[Task description] Repeat the entire listing exactly.

[Supplied entries]
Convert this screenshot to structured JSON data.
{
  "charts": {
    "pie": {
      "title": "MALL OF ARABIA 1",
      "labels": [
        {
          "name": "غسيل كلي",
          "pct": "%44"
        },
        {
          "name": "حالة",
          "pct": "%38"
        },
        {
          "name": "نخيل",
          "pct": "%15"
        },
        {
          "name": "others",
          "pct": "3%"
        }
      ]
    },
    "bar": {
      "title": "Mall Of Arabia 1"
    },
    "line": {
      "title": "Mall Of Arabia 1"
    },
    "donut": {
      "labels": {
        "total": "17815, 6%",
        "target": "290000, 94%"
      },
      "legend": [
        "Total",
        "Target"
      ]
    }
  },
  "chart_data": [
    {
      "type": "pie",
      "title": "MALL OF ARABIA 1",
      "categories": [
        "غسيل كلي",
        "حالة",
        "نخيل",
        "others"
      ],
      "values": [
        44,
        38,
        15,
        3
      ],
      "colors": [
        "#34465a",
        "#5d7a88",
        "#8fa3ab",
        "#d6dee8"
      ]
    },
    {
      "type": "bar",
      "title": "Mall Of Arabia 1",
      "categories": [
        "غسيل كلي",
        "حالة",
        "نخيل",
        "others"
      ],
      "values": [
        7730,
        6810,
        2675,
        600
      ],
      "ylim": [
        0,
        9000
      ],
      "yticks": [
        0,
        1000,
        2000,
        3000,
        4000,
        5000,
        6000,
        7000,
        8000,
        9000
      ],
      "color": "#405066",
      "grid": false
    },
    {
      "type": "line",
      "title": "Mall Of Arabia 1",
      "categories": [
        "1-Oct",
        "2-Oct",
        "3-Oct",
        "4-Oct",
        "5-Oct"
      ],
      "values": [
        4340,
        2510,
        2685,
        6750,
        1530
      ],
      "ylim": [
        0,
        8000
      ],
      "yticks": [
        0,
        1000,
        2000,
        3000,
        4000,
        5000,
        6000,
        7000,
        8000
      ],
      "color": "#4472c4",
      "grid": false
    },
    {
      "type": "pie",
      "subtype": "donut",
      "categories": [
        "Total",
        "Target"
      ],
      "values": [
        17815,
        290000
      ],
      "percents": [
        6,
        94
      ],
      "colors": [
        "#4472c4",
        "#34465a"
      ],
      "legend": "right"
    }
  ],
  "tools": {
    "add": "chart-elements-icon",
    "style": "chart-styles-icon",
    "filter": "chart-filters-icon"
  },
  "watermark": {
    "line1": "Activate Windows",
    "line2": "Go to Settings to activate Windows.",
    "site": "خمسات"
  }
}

[Reply]
Convert this screenshot to structured JSON data.
{
  "charts": {
    "pie": {
      "title": "MALL OF ARABIA 1",
      "labels": [
        {
          "name": "غسيل كلي",
          "pct": "%44"
        },
        {
          "name": "حالة",
          "pct": "%38"
        },
        {
          "name": "نخيل",
          "pct": "%15"
        },
        {
          "name": "others",
          "pct": "3%"
        }
      ]
    },
    "bar": {
      "title": "Mall Of Arabia 1"
    },
    "line": {
      "title": "Mall Of Arabia 1"
    },
    "donut": {
      "labels": {
        "total": "17815, 6%",
        "target": "290000, 94%"
      },
      "legend": [
        "Total",
        "Target"
      ]
    }
  },
  "chart_data": [
    {
      "type": "pie",
      "title": "MALL OF ARABIA 1",
      "categories": [
        "غسيل كلي",
        "حالة",
        "نخيل",
        "others"
      ],
      "values": [
        44,
        38,
        15,
        3
      ],
      "colors": [
        "#34465a",
        "#5d7a88",
        "#8fa3ab",
        "#d6dee8"
      ]
    },
    {
      "type": "bar",
      "title": "Mall Of Arabia 1",
      "categories": [
        "غسيل كلي",
        "حالة",
        "نخيل",
        "others"
      ],
      "values": [
        7730,
        6810,
        2675,
        600
      ],
      "ylim": [
        0,
        9000
      ],
      "yticks": [
        0,
        1000,
        2000,
        3000,
        4000,
        5000,
        6000,
        7000,
        8000,
        9000
      ],
      "color": "#405066",
      "grid": false
    },
    {
      "type": "line",
      "title": "Mall Of Arabia 1",
      "categories": [
        "1-Oct",
        "2-Oct",
        "3-Oct",
        "4-Oct",
        "5-Oct"
      ],
      "values": [
        4340,
        2510,
        2685,
        6750,
        1530
      ],
      "ylim": [
        0,
        8000
      ],
      "yticks": [
        0,
        1000,
        2000,
        3000,
        4000,
        5000,
        6000,
        7000,
        8000
      ],
      "color": "#4472c4",
      "grid": false
    },
    {
      "type": "pie",
      "subtype": "donut",
      "categories": [
        "Total",
        "Target"
      ],
      "values": [
        17815,
        290000
      ],
      "percents": [
        6,
        94
      ],
      "colors": [
        "#4472c4",
        "#34465a"
      ],
      "legend": "right"
    }
  ],
  "tools": {
    "add": "chart-elements-icon",
    "style": "chart-styles-icon",
    "filter": "chart-filters-icon"
  },
  "watermark": {
    "line1": "Activate Windows",
    "line2": "Go to Settings to activate Windows.",
    "site": "خمسات"
  }
}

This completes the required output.